(Stored entries)
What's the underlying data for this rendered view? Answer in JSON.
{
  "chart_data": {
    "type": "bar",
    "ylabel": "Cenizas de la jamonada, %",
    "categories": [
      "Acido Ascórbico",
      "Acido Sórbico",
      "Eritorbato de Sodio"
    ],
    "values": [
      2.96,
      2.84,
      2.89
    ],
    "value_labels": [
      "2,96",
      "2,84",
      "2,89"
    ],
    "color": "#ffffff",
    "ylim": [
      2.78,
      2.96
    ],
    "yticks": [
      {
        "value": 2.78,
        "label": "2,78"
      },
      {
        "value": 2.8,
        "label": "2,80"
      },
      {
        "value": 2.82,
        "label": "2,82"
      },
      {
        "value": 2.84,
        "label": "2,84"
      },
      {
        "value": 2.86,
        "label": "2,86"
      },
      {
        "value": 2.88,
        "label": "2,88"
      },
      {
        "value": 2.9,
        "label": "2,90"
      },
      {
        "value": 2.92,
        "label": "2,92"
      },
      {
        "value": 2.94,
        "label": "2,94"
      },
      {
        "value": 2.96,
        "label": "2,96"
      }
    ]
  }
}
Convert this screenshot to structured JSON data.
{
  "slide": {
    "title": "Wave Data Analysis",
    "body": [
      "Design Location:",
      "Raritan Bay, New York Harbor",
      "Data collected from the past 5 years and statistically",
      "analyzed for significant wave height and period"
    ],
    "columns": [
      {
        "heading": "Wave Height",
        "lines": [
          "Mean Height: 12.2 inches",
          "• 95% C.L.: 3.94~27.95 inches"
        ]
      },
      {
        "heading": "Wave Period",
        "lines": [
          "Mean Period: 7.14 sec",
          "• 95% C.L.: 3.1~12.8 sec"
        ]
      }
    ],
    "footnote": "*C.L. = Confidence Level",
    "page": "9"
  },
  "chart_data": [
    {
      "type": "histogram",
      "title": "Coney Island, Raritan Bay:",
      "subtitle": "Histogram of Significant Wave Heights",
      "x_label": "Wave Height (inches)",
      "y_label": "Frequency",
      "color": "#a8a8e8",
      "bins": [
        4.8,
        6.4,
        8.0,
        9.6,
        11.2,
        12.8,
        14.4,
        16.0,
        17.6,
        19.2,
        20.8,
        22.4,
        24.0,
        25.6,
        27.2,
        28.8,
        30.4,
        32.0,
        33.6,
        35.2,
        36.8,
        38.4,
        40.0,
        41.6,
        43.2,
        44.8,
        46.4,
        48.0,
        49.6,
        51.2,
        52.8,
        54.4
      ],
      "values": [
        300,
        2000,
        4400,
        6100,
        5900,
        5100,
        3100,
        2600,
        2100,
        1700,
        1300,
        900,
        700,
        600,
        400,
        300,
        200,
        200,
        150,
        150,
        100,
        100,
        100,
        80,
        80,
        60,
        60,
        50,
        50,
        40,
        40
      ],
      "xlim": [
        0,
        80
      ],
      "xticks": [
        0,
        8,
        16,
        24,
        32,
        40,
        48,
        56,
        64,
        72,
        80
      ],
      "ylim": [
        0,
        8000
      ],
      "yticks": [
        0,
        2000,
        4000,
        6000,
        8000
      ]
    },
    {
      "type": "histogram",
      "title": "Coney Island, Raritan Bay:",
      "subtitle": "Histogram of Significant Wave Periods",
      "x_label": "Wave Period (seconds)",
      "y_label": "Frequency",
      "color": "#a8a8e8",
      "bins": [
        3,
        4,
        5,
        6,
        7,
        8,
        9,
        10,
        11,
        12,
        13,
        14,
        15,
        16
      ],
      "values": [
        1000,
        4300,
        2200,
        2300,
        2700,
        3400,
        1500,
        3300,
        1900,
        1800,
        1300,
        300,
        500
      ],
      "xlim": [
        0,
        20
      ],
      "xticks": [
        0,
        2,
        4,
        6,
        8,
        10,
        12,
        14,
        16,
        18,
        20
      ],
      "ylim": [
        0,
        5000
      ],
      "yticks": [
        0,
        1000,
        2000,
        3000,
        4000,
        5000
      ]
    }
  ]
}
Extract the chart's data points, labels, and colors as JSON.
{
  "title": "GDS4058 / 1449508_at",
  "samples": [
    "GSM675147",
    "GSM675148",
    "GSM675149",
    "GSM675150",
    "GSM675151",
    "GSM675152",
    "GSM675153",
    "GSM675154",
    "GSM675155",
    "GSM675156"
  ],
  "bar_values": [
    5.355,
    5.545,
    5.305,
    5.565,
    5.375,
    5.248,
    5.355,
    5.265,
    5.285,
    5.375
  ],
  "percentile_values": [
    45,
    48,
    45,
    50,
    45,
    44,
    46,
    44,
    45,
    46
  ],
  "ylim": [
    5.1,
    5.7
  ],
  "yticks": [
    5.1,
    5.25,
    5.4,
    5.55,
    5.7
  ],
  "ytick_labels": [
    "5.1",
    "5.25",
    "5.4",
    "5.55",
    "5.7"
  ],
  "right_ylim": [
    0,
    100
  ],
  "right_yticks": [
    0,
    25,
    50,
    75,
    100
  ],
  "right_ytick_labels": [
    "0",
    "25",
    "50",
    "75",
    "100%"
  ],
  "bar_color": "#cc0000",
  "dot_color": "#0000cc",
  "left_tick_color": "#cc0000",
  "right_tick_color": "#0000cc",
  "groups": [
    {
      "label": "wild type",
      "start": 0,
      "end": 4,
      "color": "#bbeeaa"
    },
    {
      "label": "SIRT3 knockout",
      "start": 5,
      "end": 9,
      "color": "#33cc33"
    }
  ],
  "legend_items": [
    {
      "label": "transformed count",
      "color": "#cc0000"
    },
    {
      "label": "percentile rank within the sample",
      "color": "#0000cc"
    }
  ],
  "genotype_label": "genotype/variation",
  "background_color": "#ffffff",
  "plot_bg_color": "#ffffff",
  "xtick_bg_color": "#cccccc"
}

§ WHAT IS BEING ASKED
Repeat the data in its entirety, character for character.

§ TASK ANSWER
What's the underlying data for this rendered view? Answer in JSON.
{
  "chart_data": {
    "type": "bar",
    "ylabel": "Cenizas de la jamonada, %",
    "categories": [
      "Acido Ascórbico",
      "Acido Sórbico",
      "Eritorbato de Sodio"
    ],
    "values": [
      2.96,
      2.84,
      2.89
    ],
    "value_labels": [
      "2,96",
      "2,84",
      "2,89"
    ],
    "color": "#ffffff",
    "ylim": [
      2.78,
      2.96
    ],
    "yticks": [
      {
        "value": 2.78,
        "label": "2,78"
      },
      {
        "value": 2.8,
        "label": "2,80"
      },
      {
        "value": 2.82,
        "label": "2,82"
      },
      {
        "value": 2.84,
        "label": "2,84"
      },
      {
        "value": 2.86,
        "label": "2,86"
      },
      {
        "value": 2.88,
        "label": "2,88"
      },
      {
        "value": 2.9,
        "label": "2,90"
      },
      {
        "value": 2.92,
        "label": "2,92"
      },
      {
        "value": 2.94,
        "label": "2,94"
      },
      {
        "value": 2.96,
        "label": "2,96"
      }
    ]
  }
}
Convert this screenshot to structured JSON data.
{
  "slide": {
    "title": "Wave Data Analysis",
    "body": [
      "Design Location:",
      "Raritan Bay, New York Harbor",
      "Data collected from the past 5 years and statistically",
      "analyzed for significant wave height and period"
    ],
    "columns": [
      {
        "heading": "Wave Height",
        "lines": [
          "Mean Height: 12.2 inches",
          "• 95% C.L.: 3.94~27.95 inches"
        ]
      },
      {
        "heading": "Wave Period",
        "lines": [
          "Mean Period: 7.14 sec",
          "• 95% C.L.: 3.1~12.8 sec"
        ]
      }
    ],
    "footnote": "*C.L. = Confidence Level",
    "page": "9"
  },
  "chart_data": [
    {
      "type": "histogram",
      "title": "Coney Island, Raritan Bay:",
      "subtitle": "Histogram of Significant Wave Heights",
      "x_label": "Wave Height (inches)",
      "y_label": "Frequency",
      "color": "#a8a8e8",
      "bins": [
        4.8,
        6.4,
        8.0,
        9.6,
        11.2,
        12.8,
        14.4,
        16.0,
        17.6,
        19.2,
        20.8,
        22.4,
        24.0,
        25.6,
        27.2,
        28.8,
        30.4,
        32.0,
        33.6,
        35.2,
        36.8,
        38.4,
        40.0,
        41.6,
        43.2,
        44.8,
        46.4,
        48.0,
        49.6,
        51.2,
        52.8,
        54.4
      ],
      "values": [
        300,
        2000,
        4400,
        6100,
        5900,
        5100,
        3100,
        2600,
        2100,
        1700,
        1300,
        900,
        700,
        600,
        400,
        300,
        200,
        200,
        150,
        150,
        100,
        100,
        100,
        80,
        80,
        60,
        60,
        50,
        50,
        40,
        40
      ],
      "xlim": [
        0,
        80
      ],
      "xticks": [
        0,
        8,
        16,
        24,
        32,
        40,
        48,
        56,
        64,
        72,
        80
      ],
      "ylim": [
        0,
        8000
      ],
      "yticks": [
        0,
        2000,
        4000,
        6000,
        8000
      ]
    },
    {
      "type": "histogram",
      "title": "Coney Island, Raritan Bay:",
      "subtitle": "Histogram of Significant Wave Periods",
      "x_label": "Wave Period (seconds)",
      "y_label": "Frequency",
      "color": "#a8a8e8",
      "bins": [
        3,
        4,
        5,
        6,
        7,
        8,
        9,
        10,
        11,
        12,
        13,
        14,
        15,
        16
      ],
      "values": [
        1000,
        4300,
        2200,
        2300,
        2700,
        3400,
        1500,
        3300,
        1900,
        1800,
        1300,
        300,
        500
      ],
      "xlim": [
        0,
        20
      ],
      "xticks": [
        0,
        2,
        4,
        6,
        8,
        10,
        12,
        14,
        16,
        18,
        20
      ],
      "ylim": [
        0,
        5000
      ],
      "yticks": [
        0,
        1000,
        2000,
        3000,
        4000,
        5000
      ]
    }
  ]
}
Extract the chart's data points, labels, and colors as JSON.
{
  "title": "GDS4058 / 1449508_at",
  "samples": [
    "GSM675147",
    "GSM675148",
    "GSM675149",
    "GSM675150",
    "GSM675151",
    "GSM675152",
    "GSM675153",
    "GSM675154",
    "GSM675155",
    "GSM675156"
  ],
  "bar_values": [
    5.355,
    5.545,
    5.305,
    5.565,
    5.375,
    5.248,
    5.355,
    5.265,
    5.285,
    5.375
  ],
  "percentile_values": [
    45,
    48,
    45,
    50,
    45,
    44,
    46,
    44,
    45,
    46
  ],
  "ylim": [
    5.1,
    5.7
  ],
  "yticks": [
    5.1,
    5.25,
    5.4,
    5.55,
    5.7
  ],
  "ytick_labels": [
    "5.1",
    "5.25",
    "5.4",
    "5.55",
    "5.7"
  ],
  "right_ylim": [
    0,
    100
  ],
  "right_yticks": [
    0,
    25,
    50,
    75,
    100
  ],
  "right_ytick_labels": [
    "0",
    "25",
    "50",
    "75",
    "100%"
  ],
  "bar_color": "#cc0000",
  "dot_color": "#0000cc",
  "left_tick_color": "#cc0000",
  "right_tick_color": "#0000cc",
  "groups": [
    {
      "label": "wild type",
      "start": 0,
      "end": 4,
      "color": "#bbeeaa"
    },
    {
      "label": "SIRT3 knockout",
      "start": 5,
      "end": 9,
      "color": "#33cc33"
    }
  ],
  "legend_items": [
    {
      "label": "transformed count",
      "color": "#cc0000"
    },
    {
      "label": "percentile rank within the sample",
      "color": "#0000cc"
    }
  ],
  "genotype_label": "genotype/variation",
  "background_color": "#ffffff",
  "plot_bg_color": "#ffffff",
  "xtick_bg_color": "#cccccc"
}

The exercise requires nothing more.